#### Data in this exercise

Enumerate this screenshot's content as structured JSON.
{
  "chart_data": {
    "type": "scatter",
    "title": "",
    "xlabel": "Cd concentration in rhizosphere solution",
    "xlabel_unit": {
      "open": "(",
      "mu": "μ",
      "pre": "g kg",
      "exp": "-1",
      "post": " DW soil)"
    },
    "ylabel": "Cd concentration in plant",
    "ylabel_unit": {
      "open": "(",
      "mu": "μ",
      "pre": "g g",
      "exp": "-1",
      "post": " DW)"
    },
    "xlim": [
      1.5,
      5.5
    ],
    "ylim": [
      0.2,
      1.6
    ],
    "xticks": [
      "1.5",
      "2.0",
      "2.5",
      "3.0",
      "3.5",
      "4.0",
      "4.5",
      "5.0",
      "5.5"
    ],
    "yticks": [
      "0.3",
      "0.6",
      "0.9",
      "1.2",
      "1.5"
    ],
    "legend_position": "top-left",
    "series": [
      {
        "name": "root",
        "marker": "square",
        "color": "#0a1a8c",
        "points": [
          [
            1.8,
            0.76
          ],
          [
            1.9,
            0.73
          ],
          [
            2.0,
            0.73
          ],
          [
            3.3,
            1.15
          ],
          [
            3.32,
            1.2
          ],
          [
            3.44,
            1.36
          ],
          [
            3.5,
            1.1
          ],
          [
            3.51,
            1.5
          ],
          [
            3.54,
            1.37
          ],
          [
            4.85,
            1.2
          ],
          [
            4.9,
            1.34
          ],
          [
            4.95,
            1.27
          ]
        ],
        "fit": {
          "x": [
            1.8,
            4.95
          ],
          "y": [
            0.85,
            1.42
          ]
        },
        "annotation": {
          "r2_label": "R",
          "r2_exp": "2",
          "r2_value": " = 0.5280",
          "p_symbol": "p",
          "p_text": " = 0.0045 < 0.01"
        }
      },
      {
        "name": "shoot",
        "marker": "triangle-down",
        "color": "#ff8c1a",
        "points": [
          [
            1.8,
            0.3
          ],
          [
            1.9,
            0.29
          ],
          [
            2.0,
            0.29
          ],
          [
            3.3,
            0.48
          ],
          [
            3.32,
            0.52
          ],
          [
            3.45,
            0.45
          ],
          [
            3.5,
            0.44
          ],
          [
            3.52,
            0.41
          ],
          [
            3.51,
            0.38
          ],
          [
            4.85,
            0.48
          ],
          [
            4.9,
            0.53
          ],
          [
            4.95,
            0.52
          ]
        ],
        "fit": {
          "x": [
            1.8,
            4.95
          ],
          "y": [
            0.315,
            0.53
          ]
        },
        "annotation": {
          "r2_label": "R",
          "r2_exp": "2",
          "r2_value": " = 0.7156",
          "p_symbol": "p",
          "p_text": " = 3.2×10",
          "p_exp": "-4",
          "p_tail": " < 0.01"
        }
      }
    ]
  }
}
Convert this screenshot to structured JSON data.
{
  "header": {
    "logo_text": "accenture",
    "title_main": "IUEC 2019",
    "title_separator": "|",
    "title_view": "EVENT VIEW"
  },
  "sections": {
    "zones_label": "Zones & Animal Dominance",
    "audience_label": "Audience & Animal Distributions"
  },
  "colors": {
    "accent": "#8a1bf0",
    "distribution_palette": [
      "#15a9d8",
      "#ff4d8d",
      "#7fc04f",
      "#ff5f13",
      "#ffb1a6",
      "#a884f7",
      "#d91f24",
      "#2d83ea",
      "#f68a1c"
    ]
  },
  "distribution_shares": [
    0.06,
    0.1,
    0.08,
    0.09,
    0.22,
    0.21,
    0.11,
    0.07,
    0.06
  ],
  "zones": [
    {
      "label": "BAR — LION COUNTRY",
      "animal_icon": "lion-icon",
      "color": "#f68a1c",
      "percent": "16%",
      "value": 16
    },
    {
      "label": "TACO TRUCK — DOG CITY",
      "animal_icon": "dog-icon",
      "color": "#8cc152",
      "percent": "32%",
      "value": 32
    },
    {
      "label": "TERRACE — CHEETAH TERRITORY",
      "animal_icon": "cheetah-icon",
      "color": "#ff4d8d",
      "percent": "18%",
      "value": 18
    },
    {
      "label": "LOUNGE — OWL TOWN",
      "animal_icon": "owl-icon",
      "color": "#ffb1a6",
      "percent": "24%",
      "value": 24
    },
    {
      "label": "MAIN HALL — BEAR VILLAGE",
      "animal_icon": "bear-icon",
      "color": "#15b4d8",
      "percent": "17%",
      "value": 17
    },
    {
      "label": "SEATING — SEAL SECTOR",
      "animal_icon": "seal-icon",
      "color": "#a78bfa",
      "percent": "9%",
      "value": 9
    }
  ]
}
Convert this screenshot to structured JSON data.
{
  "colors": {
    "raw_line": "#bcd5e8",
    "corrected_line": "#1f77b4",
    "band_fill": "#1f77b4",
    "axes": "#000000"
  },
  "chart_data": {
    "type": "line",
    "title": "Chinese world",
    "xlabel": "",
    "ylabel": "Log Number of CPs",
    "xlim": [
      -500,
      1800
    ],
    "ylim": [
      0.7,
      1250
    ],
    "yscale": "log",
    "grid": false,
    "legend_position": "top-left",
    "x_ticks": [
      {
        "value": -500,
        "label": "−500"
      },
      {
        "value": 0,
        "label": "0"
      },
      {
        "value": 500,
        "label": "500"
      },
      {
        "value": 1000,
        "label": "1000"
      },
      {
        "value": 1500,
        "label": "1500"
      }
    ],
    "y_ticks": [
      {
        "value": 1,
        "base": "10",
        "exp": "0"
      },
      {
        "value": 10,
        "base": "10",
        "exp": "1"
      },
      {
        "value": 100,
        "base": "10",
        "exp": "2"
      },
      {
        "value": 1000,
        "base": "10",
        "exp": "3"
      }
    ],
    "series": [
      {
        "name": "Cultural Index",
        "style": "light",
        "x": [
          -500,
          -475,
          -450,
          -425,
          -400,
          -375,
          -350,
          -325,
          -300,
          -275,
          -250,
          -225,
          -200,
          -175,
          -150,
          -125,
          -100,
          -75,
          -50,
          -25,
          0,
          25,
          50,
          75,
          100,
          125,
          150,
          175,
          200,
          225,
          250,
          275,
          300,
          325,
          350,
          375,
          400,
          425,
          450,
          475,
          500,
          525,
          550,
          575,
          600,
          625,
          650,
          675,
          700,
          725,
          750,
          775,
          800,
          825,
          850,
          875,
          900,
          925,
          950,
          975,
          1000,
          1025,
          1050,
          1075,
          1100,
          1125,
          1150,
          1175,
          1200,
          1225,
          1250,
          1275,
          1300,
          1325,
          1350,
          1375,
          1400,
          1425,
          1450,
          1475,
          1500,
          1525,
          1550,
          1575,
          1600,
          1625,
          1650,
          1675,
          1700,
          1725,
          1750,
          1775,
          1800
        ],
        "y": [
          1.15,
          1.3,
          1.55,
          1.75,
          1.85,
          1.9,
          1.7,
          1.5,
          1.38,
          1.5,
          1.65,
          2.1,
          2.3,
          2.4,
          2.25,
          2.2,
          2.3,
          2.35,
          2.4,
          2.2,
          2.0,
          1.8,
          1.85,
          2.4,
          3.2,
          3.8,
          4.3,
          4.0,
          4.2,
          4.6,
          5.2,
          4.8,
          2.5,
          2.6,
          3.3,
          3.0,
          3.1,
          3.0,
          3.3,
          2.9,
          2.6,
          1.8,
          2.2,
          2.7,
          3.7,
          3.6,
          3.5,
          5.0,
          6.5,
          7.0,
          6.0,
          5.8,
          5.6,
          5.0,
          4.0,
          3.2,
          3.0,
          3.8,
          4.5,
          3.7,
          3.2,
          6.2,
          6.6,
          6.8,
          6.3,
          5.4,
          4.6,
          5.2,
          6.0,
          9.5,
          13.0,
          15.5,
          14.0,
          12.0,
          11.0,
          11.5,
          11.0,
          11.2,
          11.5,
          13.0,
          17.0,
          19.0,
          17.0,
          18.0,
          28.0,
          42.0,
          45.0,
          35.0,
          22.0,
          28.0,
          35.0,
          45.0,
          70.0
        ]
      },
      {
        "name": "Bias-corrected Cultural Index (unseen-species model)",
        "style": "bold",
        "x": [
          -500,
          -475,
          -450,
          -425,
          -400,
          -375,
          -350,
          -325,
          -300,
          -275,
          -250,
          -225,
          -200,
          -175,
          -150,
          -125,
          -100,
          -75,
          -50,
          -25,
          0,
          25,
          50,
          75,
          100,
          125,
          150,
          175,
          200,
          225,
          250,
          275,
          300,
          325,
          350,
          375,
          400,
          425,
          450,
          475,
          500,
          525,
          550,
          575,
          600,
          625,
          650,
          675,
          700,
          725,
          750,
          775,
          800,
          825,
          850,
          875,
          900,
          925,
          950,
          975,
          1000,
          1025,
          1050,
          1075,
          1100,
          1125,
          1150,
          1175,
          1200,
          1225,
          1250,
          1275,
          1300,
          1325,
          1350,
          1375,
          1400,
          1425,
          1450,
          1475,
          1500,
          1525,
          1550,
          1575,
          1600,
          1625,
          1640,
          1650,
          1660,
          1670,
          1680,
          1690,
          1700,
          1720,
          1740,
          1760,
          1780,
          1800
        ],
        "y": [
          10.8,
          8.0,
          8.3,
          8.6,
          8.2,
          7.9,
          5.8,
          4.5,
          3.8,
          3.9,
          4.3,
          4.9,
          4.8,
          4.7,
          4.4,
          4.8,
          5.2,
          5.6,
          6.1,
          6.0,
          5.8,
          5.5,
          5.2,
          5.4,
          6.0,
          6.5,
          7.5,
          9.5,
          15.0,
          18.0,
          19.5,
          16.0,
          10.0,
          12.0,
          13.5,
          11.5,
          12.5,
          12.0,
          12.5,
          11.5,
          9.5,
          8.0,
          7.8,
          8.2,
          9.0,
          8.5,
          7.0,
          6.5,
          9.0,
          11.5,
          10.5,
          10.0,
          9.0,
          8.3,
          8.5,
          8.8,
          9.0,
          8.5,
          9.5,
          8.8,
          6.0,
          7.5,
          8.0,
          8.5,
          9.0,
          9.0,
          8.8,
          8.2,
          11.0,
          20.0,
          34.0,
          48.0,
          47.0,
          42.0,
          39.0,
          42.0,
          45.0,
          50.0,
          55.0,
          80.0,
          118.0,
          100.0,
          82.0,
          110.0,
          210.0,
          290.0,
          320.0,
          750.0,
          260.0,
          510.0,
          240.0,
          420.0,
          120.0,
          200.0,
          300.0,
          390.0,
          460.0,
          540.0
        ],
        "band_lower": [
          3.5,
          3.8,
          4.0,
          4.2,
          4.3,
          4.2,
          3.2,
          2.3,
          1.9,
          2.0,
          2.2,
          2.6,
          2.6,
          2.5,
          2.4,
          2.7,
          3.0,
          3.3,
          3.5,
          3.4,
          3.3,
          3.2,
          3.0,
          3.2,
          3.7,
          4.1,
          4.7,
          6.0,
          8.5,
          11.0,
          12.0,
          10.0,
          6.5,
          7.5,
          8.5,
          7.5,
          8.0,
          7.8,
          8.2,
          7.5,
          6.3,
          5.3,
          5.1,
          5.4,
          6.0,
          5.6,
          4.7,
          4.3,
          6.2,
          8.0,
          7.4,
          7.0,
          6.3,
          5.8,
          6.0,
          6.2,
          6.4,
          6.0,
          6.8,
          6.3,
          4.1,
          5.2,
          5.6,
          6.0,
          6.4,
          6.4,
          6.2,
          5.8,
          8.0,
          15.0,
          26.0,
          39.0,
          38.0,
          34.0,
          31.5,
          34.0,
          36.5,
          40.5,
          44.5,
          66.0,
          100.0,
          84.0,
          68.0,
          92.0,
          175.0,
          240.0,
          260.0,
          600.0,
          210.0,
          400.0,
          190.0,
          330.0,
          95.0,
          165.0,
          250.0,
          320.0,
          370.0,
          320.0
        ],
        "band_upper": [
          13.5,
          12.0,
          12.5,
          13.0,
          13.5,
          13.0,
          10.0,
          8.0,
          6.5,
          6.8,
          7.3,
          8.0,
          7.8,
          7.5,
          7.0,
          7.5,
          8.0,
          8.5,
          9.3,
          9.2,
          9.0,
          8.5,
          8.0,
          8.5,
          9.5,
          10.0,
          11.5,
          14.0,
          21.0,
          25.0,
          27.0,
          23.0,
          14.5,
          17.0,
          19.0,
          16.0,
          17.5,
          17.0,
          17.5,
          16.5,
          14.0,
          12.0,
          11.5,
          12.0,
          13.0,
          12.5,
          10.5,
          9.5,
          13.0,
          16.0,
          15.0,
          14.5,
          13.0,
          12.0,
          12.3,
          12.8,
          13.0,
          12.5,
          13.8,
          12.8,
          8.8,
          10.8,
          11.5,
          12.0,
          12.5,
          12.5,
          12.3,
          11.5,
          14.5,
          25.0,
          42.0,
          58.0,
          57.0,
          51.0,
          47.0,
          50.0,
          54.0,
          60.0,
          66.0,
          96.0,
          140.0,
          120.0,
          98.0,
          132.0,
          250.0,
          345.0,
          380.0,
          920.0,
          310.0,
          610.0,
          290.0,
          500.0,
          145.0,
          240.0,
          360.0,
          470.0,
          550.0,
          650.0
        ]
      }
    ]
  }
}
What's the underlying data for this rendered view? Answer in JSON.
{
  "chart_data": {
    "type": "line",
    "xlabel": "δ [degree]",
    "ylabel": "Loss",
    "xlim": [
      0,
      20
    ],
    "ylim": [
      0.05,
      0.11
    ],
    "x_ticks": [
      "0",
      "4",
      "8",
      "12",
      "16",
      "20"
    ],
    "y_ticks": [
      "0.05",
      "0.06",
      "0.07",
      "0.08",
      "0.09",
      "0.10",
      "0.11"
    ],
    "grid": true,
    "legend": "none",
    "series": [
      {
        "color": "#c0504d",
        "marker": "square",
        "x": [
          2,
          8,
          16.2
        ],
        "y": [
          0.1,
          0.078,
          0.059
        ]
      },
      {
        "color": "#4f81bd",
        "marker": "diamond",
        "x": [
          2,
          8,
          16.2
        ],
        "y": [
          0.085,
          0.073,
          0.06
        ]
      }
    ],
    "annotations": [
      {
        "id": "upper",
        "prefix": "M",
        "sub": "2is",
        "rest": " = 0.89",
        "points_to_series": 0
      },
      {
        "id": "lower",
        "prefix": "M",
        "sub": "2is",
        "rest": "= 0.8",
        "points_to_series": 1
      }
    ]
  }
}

#### Task to complete
Locate all lines holding the word "Cultural", then copy them out.

#### Answer to this task
        "name": "Cultural Index",
        "name": "Bias-corrected Cultural Index (unseen-species model)",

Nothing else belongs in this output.